- _Exercise materials_:
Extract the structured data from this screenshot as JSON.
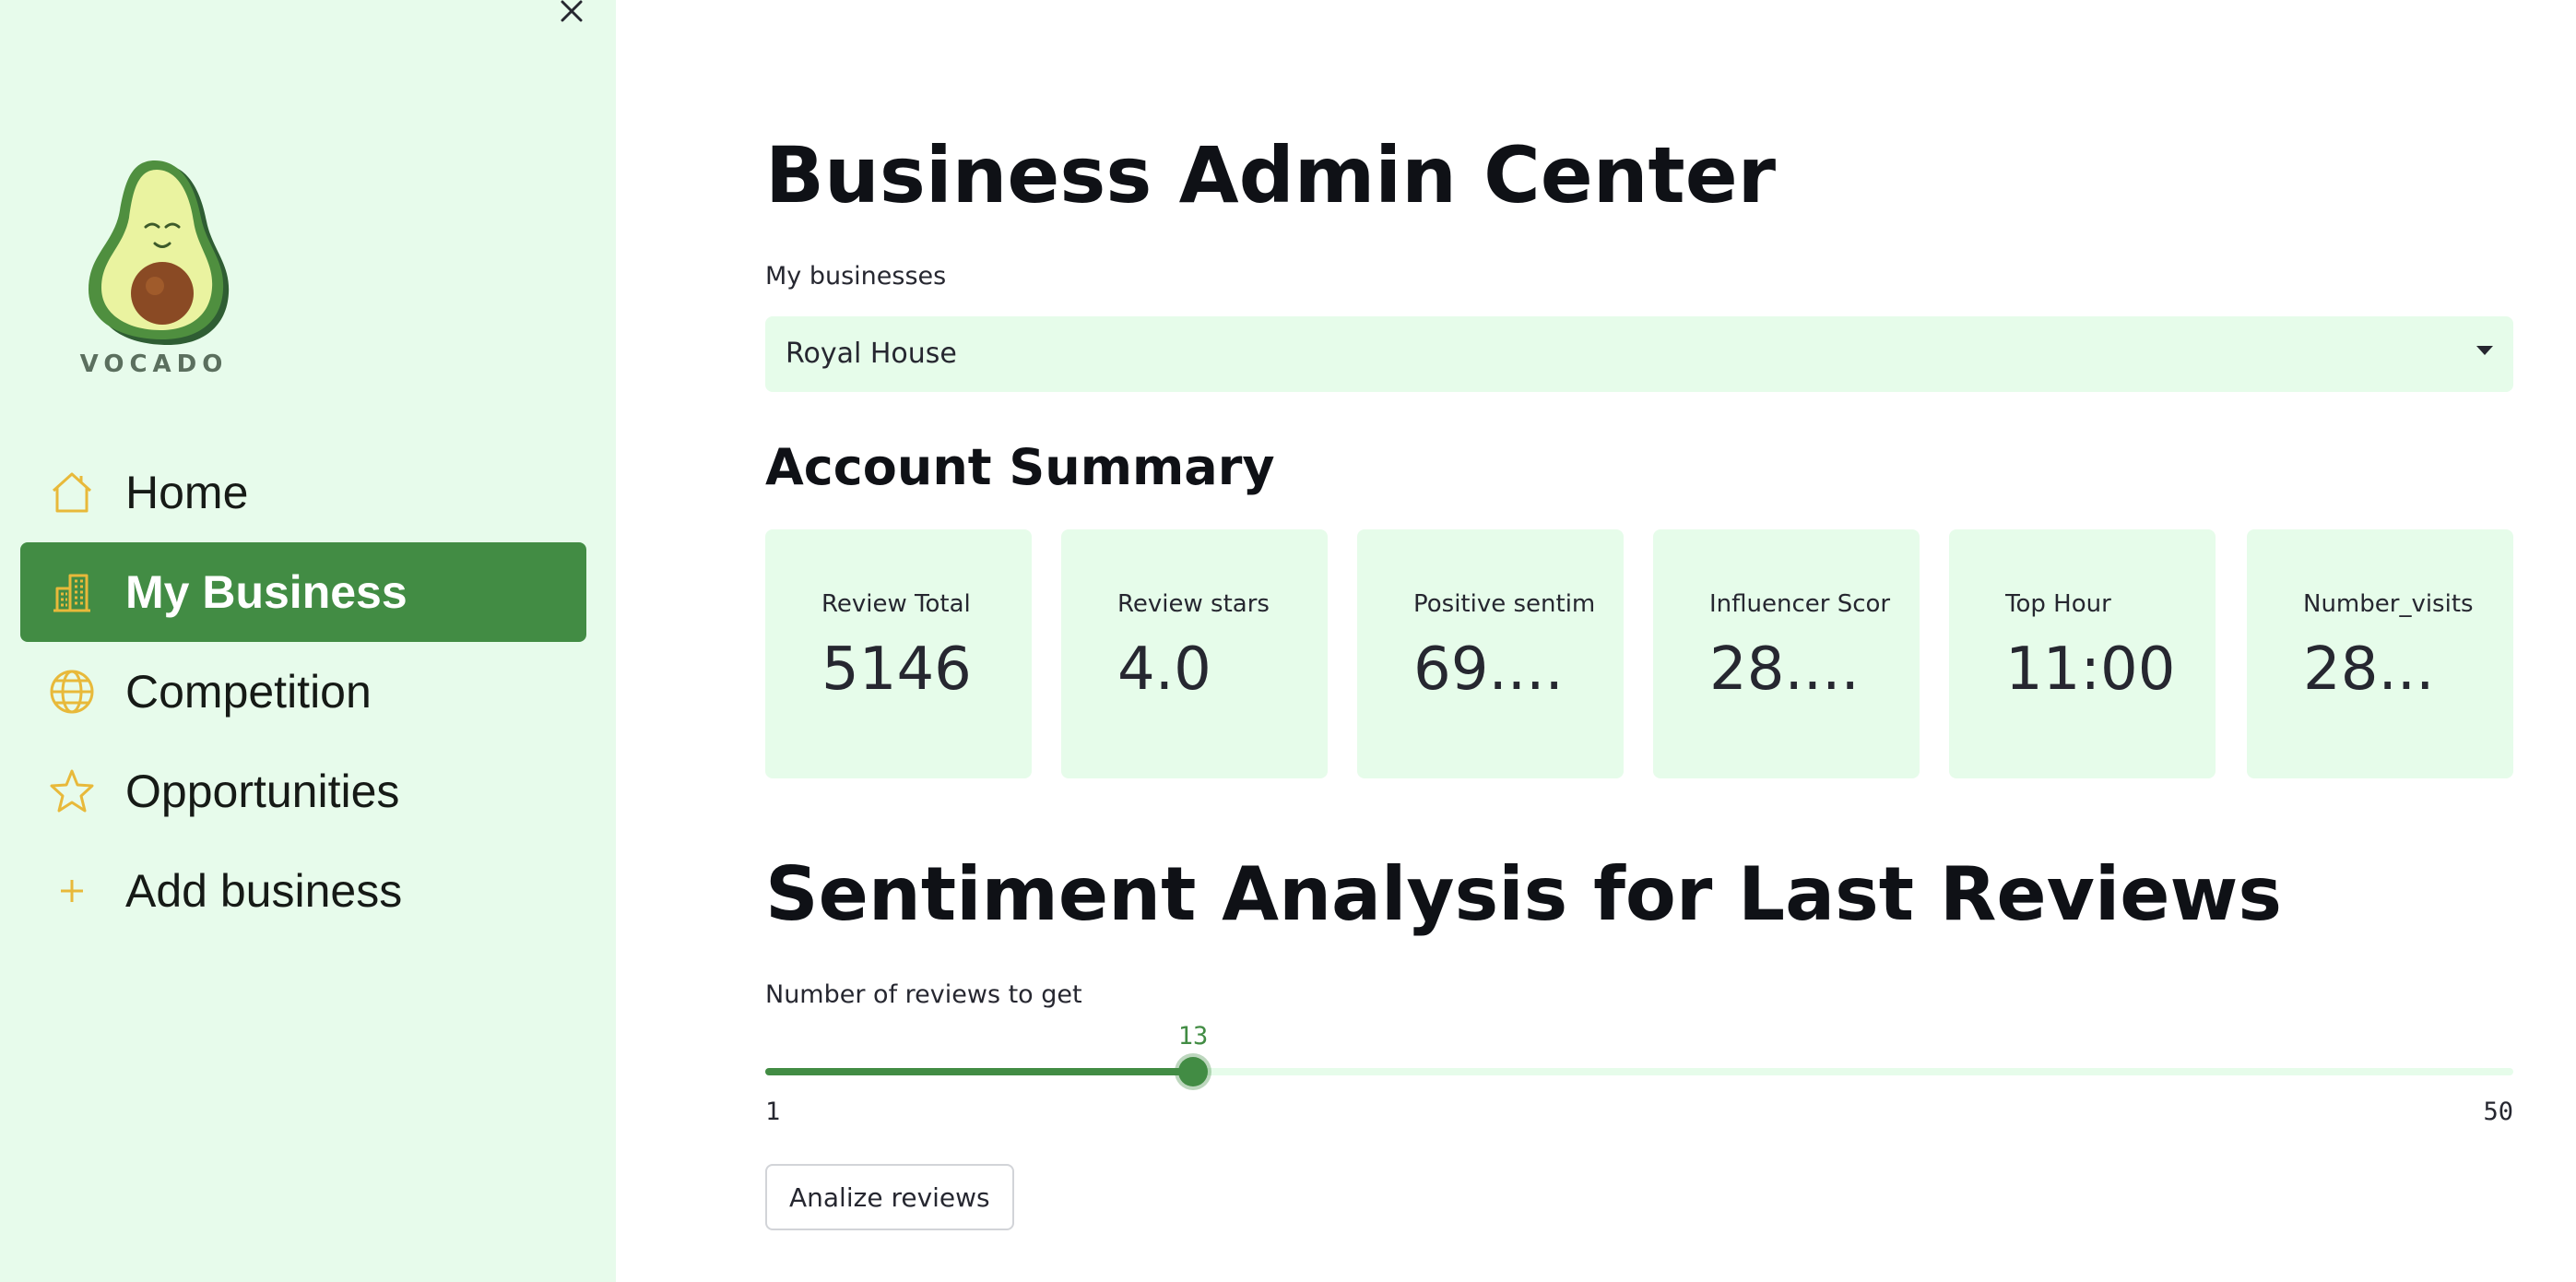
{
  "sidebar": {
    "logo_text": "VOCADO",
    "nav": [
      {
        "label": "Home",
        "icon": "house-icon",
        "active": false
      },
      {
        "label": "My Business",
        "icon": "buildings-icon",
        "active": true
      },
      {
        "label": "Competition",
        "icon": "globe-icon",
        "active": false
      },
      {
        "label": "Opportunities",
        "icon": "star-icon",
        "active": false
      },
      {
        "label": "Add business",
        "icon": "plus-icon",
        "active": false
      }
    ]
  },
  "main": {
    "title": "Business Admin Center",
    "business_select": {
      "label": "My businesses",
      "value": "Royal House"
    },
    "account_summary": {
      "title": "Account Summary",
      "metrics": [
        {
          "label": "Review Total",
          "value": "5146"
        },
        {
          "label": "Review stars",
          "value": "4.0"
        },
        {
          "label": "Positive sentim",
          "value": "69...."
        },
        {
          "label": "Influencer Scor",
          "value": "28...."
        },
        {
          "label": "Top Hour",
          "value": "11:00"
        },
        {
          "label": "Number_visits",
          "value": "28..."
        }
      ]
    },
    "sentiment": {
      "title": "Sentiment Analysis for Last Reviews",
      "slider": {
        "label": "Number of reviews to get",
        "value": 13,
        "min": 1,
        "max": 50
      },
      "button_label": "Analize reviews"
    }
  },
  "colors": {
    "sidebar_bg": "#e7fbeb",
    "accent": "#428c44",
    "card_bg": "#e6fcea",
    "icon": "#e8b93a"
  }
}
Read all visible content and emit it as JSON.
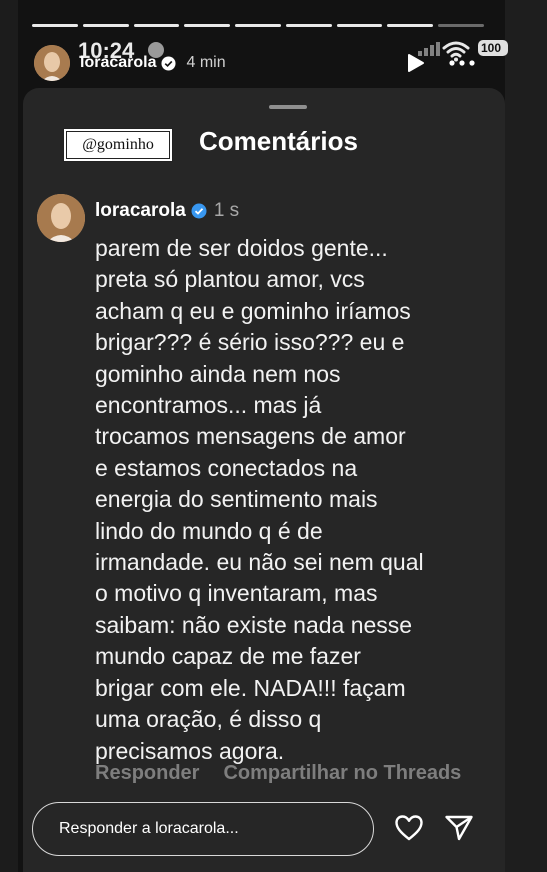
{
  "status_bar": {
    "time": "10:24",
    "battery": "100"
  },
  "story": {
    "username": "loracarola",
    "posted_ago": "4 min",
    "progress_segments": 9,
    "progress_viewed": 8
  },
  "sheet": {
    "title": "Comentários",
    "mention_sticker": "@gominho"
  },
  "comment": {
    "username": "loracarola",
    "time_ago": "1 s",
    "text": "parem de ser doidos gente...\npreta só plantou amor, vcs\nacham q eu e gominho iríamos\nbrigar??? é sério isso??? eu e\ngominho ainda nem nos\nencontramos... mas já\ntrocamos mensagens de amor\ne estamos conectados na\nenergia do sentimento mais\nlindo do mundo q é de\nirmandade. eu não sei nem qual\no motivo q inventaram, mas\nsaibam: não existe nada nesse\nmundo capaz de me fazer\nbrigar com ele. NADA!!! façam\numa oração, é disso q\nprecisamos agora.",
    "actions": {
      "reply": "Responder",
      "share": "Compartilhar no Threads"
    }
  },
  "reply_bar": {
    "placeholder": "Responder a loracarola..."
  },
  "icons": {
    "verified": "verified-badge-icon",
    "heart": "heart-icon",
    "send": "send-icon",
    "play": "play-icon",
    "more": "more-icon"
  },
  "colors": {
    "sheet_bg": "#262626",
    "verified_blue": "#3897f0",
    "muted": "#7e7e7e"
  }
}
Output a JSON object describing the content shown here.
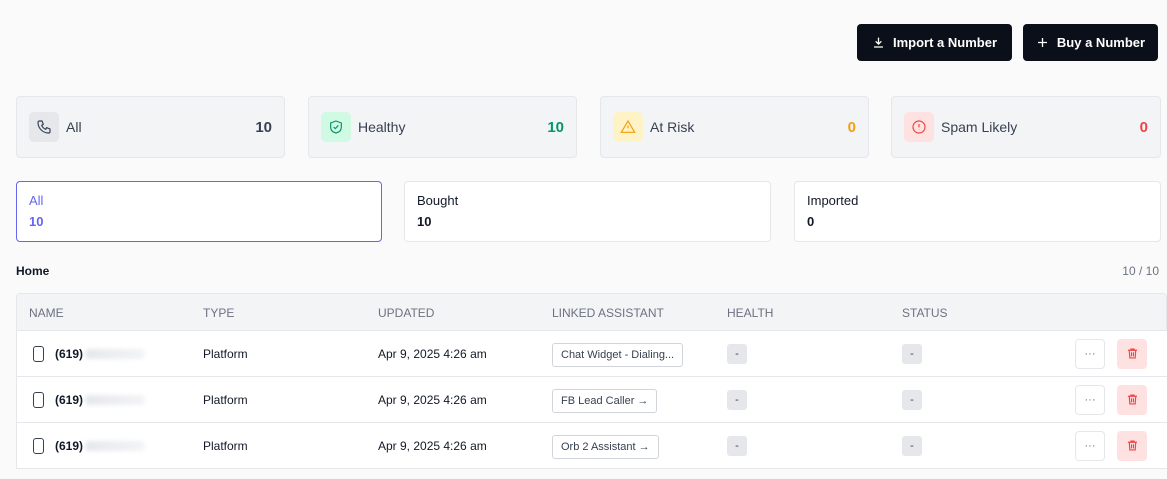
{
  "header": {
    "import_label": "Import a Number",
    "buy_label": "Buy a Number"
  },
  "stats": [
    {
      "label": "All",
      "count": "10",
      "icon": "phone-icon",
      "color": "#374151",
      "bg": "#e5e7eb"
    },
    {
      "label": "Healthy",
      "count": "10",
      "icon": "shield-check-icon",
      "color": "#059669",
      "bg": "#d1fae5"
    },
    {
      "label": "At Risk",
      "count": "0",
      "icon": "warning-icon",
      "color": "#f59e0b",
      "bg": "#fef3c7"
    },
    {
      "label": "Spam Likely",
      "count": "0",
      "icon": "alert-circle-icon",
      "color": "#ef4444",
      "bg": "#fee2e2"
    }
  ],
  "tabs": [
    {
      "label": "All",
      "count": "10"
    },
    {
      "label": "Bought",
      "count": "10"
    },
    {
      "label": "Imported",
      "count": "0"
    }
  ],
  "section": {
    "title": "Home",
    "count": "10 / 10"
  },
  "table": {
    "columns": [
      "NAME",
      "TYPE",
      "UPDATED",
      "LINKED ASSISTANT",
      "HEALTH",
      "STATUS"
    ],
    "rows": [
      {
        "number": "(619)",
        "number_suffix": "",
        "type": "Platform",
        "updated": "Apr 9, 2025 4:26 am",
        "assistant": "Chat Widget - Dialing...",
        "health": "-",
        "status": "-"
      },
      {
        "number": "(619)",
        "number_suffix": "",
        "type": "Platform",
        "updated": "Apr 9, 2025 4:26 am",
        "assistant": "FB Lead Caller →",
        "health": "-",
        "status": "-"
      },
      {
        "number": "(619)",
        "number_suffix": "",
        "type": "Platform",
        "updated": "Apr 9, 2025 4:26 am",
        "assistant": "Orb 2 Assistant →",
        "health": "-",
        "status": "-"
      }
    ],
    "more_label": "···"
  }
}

- _Task instructions_: Check each line of the records above for the string "JSON", and report every line that has it.

- _Exercise answer_:
Extract the structured data from this screenshot as JSON.
Read all visible content and emit it as JSON.
Output a JSON object describing the content shown here.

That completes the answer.